» Stated exercise
Single out the lines of the material that contain "binsUsed" and copy them.

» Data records
▼

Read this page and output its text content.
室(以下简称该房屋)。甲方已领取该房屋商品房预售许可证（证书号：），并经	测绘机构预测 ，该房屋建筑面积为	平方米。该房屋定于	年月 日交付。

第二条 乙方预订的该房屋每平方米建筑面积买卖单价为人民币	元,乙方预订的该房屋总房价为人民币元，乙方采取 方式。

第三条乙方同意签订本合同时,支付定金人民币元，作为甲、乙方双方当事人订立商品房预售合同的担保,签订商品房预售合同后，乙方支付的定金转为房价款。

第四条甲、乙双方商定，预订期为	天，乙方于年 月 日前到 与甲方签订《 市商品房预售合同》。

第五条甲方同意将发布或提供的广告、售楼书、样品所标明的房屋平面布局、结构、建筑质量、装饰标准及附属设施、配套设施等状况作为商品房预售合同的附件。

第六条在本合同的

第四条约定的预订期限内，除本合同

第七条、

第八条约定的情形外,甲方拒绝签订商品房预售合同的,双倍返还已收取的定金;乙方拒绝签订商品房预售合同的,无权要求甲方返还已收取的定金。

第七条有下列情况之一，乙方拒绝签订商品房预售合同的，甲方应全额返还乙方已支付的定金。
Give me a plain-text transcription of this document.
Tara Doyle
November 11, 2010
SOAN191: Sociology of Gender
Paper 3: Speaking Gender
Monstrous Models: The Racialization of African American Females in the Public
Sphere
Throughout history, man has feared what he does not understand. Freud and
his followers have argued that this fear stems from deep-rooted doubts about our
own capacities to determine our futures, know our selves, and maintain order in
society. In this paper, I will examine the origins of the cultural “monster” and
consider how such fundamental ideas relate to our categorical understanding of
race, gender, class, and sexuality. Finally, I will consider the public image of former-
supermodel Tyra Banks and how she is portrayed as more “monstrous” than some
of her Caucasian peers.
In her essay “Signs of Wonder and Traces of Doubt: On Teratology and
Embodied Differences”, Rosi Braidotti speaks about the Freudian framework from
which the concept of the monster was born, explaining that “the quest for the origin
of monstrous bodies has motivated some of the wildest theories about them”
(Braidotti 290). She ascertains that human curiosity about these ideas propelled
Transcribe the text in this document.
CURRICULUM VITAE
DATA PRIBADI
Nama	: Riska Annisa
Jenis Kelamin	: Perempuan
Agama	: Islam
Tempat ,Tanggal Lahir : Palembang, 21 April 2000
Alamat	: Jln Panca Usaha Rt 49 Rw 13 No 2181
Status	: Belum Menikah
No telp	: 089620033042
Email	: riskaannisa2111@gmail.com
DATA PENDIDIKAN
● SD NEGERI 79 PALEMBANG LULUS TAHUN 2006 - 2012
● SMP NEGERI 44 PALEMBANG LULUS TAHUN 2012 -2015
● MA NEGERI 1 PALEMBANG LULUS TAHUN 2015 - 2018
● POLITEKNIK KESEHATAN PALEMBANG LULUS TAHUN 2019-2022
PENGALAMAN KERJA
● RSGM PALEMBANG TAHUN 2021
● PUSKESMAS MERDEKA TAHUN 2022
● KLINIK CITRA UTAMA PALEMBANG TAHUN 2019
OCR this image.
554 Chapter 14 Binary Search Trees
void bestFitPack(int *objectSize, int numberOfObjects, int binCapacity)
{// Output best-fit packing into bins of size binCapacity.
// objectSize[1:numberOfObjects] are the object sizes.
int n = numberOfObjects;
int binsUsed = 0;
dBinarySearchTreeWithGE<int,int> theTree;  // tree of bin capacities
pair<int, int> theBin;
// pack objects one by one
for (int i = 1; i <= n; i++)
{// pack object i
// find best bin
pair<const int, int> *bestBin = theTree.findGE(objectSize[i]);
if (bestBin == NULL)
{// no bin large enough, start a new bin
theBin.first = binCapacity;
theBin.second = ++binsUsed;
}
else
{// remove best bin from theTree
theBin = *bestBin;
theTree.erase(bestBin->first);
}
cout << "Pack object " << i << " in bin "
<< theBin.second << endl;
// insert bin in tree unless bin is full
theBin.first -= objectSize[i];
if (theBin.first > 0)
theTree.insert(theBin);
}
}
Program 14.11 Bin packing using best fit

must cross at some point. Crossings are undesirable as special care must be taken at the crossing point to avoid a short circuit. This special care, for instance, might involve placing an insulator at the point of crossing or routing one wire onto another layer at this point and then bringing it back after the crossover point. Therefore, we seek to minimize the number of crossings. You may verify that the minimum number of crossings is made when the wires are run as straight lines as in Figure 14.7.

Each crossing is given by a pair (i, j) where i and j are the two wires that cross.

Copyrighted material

▲

» Task output
int binsUsed = 0;
theBin.second = ++binsUsed;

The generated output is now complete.